• [Problem to work on]: Give the count of lines holding the string "balasan" and nothing else.

• [Supplied information]:
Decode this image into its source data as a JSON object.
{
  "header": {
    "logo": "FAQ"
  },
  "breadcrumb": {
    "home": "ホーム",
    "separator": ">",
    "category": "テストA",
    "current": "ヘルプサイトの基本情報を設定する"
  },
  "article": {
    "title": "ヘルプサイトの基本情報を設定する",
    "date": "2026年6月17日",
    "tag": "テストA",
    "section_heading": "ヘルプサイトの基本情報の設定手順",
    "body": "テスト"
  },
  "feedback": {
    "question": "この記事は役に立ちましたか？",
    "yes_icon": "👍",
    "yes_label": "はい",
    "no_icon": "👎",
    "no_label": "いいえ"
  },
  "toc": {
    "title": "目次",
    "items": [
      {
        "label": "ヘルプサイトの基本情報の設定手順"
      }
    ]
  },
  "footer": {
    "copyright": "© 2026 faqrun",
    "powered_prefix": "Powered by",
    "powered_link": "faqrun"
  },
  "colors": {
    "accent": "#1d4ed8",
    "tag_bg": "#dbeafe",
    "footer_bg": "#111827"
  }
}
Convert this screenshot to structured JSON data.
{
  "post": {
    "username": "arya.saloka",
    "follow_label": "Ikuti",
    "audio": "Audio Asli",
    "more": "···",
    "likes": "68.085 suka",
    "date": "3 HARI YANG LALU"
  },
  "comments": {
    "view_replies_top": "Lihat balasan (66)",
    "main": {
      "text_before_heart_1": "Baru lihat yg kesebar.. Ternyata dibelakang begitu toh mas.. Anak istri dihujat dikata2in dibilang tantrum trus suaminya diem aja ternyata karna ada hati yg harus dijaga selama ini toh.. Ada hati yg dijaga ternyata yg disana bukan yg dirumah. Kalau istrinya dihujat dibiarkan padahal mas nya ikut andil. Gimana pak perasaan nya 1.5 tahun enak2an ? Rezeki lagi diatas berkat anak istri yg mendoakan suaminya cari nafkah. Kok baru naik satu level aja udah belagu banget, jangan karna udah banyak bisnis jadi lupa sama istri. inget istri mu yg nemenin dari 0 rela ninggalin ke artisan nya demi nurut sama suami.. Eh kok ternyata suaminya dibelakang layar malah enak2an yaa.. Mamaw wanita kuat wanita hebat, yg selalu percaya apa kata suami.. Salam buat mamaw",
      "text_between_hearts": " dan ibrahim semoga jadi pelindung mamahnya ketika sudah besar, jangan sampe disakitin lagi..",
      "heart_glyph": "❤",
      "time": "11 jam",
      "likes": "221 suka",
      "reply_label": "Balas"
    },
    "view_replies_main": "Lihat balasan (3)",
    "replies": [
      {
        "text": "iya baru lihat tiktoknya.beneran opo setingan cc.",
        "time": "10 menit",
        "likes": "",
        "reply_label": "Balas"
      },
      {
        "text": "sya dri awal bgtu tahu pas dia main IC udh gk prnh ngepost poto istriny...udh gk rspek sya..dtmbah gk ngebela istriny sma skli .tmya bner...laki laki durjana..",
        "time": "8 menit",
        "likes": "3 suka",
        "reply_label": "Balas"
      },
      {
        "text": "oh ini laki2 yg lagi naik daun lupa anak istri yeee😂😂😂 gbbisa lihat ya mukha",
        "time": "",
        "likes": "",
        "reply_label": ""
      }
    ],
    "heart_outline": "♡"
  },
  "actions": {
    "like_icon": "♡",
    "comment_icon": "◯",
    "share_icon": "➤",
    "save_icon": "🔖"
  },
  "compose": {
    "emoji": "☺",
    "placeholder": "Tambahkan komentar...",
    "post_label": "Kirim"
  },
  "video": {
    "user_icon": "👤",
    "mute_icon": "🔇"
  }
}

• [Worked answer]: 2